INPUT DATA:
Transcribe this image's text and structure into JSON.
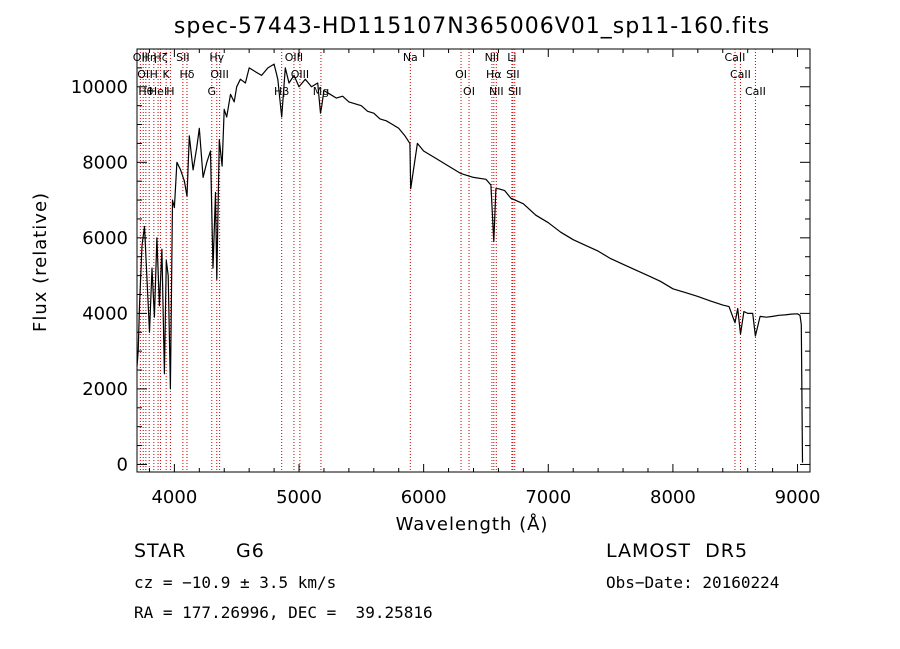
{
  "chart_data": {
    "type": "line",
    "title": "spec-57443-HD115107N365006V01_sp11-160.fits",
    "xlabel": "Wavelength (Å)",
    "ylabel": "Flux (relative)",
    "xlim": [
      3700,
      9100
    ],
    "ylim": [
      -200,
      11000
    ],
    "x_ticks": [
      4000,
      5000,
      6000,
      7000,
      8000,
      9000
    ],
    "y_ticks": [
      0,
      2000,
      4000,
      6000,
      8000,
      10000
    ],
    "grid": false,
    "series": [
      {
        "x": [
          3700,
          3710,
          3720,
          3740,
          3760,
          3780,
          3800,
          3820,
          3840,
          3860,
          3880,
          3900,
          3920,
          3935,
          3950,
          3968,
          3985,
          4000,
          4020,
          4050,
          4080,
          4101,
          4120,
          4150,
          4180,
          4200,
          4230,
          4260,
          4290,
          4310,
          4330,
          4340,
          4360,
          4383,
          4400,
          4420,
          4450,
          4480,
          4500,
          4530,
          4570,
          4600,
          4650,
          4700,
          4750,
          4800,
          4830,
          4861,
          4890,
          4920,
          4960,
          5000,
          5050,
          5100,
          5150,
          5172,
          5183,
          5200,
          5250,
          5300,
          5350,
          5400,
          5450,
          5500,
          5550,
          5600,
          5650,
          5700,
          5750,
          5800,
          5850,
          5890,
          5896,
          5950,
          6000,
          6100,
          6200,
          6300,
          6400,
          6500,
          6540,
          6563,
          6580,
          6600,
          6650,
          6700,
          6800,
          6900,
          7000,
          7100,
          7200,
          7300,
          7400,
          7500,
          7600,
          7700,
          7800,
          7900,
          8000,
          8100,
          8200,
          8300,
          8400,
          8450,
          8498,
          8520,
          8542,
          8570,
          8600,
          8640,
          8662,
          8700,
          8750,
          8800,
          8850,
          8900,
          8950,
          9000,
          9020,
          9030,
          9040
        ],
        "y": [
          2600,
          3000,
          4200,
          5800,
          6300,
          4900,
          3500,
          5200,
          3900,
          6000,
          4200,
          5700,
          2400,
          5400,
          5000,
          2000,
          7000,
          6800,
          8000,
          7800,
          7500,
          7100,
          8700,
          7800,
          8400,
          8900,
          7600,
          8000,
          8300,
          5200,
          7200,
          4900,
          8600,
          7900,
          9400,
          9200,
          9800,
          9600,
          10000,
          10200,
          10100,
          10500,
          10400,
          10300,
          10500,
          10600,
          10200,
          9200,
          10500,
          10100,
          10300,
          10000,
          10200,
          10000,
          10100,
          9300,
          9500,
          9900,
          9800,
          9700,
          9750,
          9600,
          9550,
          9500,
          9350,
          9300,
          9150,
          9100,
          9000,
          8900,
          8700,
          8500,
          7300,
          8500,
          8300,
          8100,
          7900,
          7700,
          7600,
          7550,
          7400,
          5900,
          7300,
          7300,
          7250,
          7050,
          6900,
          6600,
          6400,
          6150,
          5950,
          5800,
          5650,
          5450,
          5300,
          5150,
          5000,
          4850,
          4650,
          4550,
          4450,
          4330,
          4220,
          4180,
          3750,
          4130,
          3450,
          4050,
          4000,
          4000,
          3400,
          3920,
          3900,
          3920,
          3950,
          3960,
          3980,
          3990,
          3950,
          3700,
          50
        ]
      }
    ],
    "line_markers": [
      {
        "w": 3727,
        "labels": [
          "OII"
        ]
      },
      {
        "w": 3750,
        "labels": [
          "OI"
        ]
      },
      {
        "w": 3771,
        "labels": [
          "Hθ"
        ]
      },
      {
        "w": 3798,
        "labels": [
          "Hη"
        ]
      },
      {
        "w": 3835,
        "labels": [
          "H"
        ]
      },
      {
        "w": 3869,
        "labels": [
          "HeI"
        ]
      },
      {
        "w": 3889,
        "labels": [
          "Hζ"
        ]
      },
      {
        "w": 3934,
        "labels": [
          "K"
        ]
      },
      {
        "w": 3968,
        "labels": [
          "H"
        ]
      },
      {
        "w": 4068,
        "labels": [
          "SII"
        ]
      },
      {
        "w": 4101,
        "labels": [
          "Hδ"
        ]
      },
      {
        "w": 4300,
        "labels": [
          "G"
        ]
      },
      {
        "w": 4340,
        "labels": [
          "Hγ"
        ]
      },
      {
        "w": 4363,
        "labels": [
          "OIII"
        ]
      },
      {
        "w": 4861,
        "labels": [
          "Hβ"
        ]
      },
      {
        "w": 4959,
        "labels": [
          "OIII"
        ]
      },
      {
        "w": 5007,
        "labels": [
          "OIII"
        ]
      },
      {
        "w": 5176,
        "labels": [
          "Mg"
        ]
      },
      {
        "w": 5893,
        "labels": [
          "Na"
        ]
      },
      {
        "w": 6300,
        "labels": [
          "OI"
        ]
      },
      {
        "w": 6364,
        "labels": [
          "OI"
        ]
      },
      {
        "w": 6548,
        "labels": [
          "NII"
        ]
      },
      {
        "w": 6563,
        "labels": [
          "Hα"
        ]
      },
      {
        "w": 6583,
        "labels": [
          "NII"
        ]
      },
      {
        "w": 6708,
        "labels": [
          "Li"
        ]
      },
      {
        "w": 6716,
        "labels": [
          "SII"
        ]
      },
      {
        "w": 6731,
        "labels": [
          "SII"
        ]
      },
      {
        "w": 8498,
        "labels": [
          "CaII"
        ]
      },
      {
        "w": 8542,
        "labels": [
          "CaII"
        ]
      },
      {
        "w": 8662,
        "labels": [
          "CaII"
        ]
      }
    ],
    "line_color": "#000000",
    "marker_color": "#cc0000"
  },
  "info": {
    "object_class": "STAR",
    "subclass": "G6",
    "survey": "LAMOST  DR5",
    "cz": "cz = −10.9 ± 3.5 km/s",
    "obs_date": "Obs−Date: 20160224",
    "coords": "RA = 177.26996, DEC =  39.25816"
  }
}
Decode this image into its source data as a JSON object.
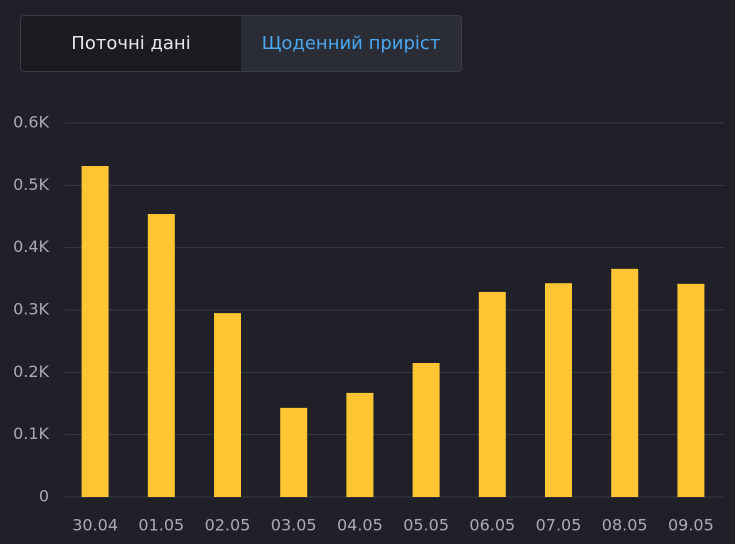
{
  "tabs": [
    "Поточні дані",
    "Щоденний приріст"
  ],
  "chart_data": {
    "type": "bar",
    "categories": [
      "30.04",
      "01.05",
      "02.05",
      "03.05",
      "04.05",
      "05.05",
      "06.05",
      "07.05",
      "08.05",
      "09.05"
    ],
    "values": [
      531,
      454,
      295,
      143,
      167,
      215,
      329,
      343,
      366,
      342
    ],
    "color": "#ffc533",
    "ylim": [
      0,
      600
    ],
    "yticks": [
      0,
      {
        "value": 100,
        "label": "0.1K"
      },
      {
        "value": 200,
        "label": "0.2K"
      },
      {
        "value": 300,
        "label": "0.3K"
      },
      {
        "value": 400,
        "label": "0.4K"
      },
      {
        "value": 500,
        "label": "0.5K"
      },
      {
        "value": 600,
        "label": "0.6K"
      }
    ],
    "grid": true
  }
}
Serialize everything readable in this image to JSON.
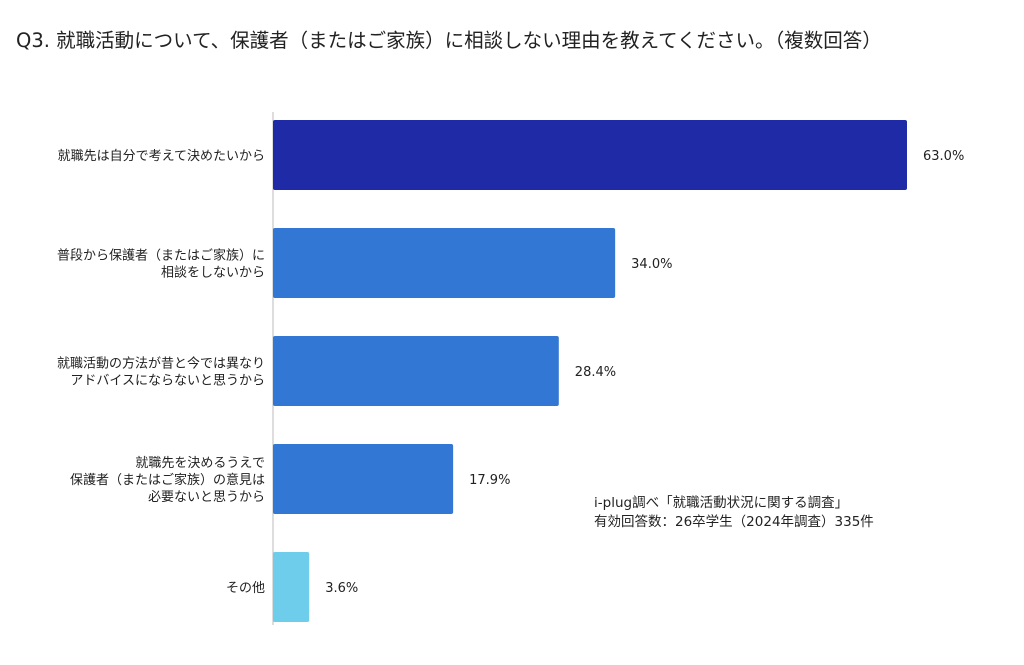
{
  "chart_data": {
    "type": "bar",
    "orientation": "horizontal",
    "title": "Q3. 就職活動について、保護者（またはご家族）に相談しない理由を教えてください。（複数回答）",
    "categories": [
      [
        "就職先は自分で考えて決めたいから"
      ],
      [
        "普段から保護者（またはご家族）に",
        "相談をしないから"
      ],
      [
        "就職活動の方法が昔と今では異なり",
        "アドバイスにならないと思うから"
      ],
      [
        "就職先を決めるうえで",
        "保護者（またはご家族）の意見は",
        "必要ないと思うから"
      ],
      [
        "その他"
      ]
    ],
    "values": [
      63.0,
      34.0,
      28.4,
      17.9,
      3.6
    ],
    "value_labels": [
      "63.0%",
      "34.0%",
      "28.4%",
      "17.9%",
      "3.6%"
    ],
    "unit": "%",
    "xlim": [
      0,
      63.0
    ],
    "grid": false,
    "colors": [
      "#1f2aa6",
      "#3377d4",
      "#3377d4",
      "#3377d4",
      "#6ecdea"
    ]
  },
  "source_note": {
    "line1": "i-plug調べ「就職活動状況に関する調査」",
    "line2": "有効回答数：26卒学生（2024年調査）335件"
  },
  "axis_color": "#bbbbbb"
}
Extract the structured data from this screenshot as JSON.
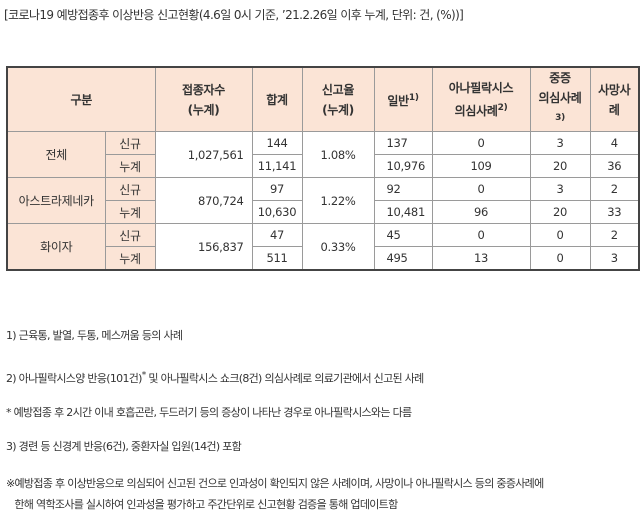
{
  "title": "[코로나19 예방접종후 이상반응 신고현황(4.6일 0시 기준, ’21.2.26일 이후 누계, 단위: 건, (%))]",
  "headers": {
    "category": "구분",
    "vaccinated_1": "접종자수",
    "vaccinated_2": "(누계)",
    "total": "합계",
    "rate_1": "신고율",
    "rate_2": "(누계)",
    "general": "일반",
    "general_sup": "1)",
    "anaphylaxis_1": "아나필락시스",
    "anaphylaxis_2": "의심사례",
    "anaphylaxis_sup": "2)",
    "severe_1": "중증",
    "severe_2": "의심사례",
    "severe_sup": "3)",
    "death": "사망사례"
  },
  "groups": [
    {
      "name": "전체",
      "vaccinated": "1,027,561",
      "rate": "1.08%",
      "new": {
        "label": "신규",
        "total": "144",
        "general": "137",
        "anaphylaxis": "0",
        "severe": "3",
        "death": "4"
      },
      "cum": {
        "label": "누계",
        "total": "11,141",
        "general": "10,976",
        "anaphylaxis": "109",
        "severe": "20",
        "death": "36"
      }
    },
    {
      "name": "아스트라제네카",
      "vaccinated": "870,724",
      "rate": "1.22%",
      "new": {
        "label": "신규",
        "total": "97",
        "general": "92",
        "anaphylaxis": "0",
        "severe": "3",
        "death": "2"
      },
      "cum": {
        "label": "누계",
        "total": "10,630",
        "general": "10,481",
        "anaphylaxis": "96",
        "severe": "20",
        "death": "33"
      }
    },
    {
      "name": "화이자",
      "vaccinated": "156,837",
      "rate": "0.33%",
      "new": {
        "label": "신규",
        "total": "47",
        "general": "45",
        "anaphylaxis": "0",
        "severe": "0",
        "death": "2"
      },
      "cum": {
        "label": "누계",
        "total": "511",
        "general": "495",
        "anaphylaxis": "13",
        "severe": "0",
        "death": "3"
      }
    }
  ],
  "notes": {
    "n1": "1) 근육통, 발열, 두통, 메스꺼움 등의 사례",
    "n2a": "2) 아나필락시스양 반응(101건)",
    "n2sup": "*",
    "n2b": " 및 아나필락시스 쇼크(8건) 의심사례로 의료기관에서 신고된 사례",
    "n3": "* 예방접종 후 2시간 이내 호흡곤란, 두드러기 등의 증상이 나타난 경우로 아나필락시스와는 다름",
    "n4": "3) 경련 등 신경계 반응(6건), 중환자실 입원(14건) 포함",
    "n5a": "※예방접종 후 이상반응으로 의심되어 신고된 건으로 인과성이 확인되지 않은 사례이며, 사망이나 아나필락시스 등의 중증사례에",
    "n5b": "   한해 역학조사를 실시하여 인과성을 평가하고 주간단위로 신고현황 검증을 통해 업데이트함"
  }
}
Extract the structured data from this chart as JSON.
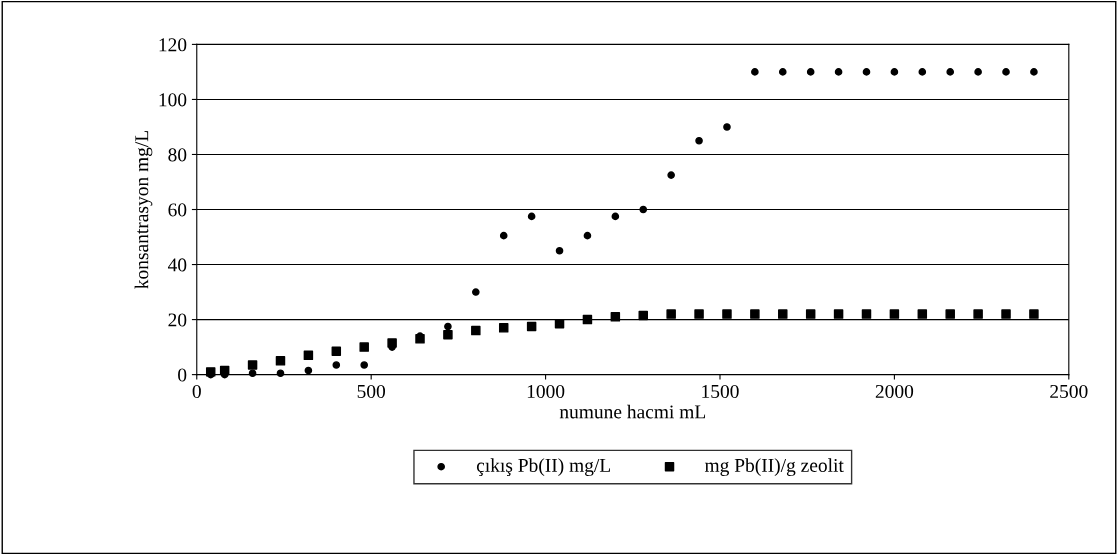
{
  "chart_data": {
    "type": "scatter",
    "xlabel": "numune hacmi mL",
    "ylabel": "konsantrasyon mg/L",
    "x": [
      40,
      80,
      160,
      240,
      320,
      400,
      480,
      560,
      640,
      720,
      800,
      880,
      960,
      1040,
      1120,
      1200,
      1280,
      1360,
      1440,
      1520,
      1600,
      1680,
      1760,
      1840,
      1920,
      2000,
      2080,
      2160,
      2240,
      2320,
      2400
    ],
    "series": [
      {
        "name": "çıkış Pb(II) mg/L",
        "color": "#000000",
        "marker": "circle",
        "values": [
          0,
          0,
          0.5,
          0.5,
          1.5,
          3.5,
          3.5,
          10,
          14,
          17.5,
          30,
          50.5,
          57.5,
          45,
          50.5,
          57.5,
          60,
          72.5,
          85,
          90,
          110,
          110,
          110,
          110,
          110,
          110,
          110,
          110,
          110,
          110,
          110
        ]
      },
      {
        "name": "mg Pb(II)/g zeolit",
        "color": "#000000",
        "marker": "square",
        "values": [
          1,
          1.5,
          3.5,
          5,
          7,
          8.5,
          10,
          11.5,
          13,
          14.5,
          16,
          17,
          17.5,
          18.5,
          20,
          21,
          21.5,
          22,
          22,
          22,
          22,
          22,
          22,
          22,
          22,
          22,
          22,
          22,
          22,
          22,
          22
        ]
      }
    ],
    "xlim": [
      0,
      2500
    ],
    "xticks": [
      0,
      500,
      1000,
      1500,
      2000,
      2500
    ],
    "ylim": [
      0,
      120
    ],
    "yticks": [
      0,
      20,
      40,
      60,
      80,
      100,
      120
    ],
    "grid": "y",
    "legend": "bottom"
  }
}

WHAT IS BEING ASKED: Collect from the data above every line that includes "xlabel".

RESPONSE TO THIS TASK:
    "xlabel": "Wavelength (Å)",
    "xlabel": "numune hacmi mL",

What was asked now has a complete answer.